TAREAS POR REALIZAR:
1. Según la reseña, ¿cuál es la duración de El cielo está rojo?
2. Reproduzca literalmente el fragmento de la reseña que va desde "El cielo está rojo." hasta "Duración: 73 min.", ambos incluidos.
3. Traduzca al inglés la siguiente oración de la reseña: «Farocki nos invitaba a “desconfiar de las imágenes”.»

== TEXTO DE REFERENCIA ==

Para ello, el documental se apoya en archivos de diversa procedencia: registros orales del juicio llevado a cabo de forma posterior, el video de la reconstrucción de los hechos para la fiscalía, registros de celulares en el momento del evento, registros de cámaras de seguridad. Poco más. A partir de estos elementos, se apoya centralmente en la edición y la forma en que establecerá el vínculo con estos materiales. Lo que en otro documental podría haber sido un “material de apoyo”, en El cielo está rojo es la columna vertebral que sustenta todo el metraje. El efecto es una suerte de inmersión subjetiva en los testimonios y eventos que se sucedieron a lo largo de esa noche para llegar a la tragedia. Poco a poco se van evidenciando diversos conflictos estructurales: el hacinamiento, la tensión entre guardias y prisioneros, la demora en la respuesta, así como la torpeza y desidia institucional, cuando no un posible complot, en la cual la propia cárcel podría estar implicada. Todas aristas que en el juicio no se resolvieron del todo, pero a las que el documental busca dar nueva luz.

No se trataría, entonces, solo de una denuncia, no al menos al uso del documental habitual, sino de mostrar la cantidad de elementos puestos en juego para llegar a una situación así. Empieza y termina en el hacinamiento, pero continúa con la pregunta por los derechos humanos básicos, agudizando una pregunta en torno al modelo privatizado de prisiones, los cuales no tienen mayor fiscalización. A la desigualdad estructural de una sociedad, la respuesta ni siquiera estaría en las cárceles, espacios que, en este caso, demuestran la inseguridad y el desprecio por quienes deben caer ahí por uno u otro motivo. El documental enrostra la cara menos amable de una sociedad que encuentra en la cárcel la exclusión del campo de lo aceptable bajo la alfombra. Un gesto que desbarata la constante construcción de un “otro” considerado violento, enemigo, delincuente.

Se destilan, desde el tratamiento, varias cosas interesantes. La primera de ellas es, precisamente, la postura frente al evento. El “evento” no es reconstruido desde una perspectiva sincrónica sino asincrónica, merodeando el relato, pero a su vez renunciando al “acceso a la verdad” para proponer sus mediaciones discursivas (los archivos). A partir de esta evidenciación, el documental propone una verdad que se descubre a través de un proceso en el cual el espectador forma parte activa. No hay guías morales o grandes textos: el montaje funciona a la forma de organizar los hechos, pero también poniéndolos en relación, estableciendo contrapuntos o comentarios, a cuyas conclusiones debe llegar el espectador.

Lo segundo respecto al tratamiento, habla de una determinada “sensibilidad material”, una performatividad construida a partir de los efectos del archivo y no su “detrás”. No quiere decir algo así como “la pérdida del referente en pos del simulacro” si no que enfatiza la especificidad y rol de estos medios materiales (archivos, etc) en la construcción de la verdad documental. Plantea una lectura mediada y abierta que obliga a confrontar en su verdad sensible los artefactos audiovisuales que el documental propone desde el re-montaje.

“Ver como volver a ver”, decía hace algunos años una propaganda de Fidocs. Farocki nos invitaba a “desconfiar de las imágenes”. Ambas fórmulas funcionan aquí: por un lado, necesidad de volver a ver, desplazando la función original de unas imágenes, para re-organizar y observar otros sentidos posibles, “prender la ceniza” de un archivo que estaba destinado a perderse en la burocracia. A su vez, “desconfiar” como propuesta de lectura atenta, no esencialista, de la imagen, dar cuenta del artificio, origen, uso, resignificación de esas imágenes a la hora de hacer un relato documental. Una posibilidad de construir verdades documentales complejas para situaciones que ameritan la mayor de las seriedades.

 

El cielo está rojo. Dirección: Francina Carbonell. Fotografía: María Ignacia Muñoz. Montaje: Francina Carbonell, Christopher Murray, Andrea Chignoli. Sonido: Vicente del Pedregal. Casas Productora: Storyboard Media. Productores: Gabriela Sandoval, Francina Carbonell. Productores ejecutivos: Gabriela Sandoval, Carlos Núñez. País: Chile. Año: 2021. Duración: 73 min.

===
== MATERIAL PROPORCIONADO ==

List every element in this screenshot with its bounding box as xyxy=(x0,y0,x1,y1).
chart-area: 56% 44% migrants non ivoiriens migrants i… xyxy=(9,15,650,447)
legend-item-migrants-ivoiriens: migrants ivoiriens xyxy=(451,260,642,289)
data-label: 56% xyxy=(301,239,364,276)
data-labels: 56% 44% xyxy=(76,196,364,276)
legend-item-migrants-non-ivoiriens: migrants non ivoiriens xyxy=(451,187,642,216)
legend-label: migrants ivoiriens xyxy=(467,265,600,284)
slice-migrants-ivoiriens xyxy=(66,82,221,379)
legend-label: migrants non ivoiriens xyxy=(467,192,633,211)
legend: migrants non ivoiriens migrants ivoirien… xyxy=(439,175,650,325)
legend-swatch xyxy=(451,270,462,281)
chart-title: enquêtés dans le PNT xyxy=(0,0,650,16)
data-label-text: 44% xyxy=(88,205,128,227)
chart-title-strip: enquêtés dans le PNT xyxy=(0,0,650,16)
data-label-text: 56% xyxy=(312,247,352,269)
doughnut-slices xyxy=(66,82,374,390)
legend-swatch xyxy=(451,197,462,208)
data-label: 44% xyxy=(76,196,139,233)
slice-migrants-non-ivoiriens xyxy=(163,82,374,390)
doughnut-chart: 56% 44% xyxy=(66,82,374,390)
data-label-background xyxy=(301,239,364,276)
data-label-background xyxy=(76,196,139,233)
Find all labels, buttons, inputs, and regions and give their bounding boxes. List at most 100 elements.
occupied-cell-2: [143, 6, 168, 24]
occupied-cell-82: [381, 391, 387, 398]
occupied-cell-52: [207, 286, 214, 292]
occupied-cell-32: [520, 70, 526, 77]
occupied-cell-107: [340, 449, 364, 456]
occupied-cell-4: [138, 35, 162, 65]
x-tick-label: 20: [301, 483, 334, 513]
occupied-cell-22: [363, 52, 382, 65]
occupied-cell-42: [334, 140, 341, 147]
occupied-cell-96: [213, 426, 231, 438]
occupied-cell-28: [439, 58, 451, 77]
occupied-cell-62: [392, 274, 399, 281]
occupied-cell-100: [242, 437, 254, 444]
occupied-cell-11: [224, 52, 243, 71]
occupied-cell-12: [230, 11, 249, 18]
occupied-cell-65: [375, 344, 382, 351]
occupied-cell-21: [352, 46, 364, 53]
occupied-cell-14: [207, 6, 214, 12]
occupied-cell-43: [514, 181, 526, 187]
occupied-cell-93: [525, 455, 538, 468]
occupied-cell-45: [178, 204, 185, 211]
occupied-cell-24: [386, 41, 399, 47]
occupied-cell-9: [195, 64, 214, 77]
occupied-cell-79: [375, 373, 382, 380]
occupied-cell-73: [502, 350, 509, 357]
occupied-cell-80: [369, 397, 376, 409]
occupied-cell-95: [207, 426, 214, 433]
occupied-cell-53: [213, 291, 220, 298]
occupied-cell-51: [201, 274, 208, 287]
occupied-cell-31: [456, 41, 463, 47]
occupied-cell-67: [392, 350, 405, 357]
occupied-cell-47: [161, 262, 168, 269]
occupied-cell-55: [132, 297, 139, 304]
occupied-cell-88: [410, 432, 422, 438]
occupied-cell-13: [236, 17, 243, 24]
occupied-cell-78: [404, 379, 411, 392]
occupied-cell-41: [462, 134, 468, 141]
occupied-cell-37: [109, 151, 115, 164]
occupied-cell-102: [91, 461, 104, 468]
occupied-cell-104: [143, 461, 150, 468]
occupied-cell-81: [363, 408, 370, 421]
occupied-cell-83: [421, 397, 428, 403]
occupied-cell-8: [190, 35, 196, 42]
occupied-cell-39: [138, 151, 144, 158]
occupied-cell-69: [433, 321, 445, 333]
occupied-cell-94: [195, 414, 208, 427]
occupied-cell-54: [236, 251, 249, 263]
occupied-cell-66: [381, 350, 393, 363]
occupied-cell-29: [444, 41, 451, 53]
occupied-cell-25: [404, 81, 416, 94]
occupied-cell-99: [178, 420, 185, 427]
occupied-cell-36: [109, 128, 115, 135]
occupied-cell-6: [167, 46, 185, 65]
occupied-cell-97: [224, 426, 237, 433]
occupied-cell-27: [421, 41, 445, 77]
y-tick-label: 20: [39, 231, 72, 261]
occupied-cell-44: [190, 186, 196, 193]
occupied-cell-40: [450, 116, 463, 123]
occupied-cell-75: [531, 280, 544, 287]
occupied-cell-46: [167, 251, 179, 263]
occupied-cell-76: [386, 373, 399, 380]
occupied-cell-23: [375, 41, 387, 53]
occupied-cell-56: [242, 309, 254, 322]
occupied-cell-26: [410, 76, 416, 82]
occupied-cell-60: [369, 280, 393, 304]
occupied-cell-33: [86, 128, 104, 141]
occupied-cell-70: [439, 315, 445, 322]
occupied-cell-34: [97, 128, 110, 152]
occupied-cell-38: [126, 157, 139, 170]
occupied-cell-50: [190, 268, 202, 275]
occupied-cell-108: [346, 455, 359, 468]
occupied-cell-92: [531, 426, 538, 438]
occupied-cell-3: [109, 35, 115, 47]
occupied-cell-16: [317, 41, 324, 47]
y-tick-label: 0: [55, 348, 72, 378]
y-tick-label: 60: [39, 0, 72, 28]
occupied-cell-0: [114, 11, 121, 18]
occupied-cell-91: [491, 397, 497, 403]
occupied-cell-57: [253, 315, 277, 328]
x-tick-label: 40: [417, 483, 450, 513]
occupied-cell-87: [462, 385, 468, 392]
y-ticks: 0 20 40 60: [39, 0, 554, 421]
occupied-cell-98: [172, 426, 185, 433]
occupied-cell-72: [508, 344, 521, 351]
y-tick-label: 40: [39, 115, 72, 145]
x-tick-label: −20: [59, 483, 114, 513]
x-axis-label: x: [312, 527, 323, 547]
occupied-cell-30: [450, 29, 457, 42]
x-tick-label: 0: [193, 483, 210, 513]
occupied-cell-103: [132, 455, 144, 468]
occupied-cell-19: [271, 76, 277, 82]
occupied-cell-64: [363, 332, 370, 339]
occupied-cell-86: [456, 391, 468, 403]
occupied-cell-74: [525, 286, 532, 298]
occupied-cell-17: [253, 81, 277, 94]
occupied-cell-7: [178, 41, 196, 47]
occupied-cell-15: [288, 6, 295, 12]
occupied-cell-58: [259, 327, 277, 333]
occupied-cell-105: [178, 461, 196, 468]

===

RESPUESTAS POR TAREA:
1. 73 minutos.

2.
El cielo está rojo. Dirección: Francina Carbonell. Fotografía: María Ignacia Muñoz. Montaje: Francina Carbonell, Christopher Murray, Andrea Chignoli. Sonido: Vicente del Pedregal. Casas Productora: Storyboard Media. Productores: Gabriela Sandoval, Francina Carbonell. Productores ejecutivos: Gabriela Sandoval, Carlos Núñez. País: Chile. Año: 2021. Duración: 73 min.

3. Farocki invited us to "distrust images."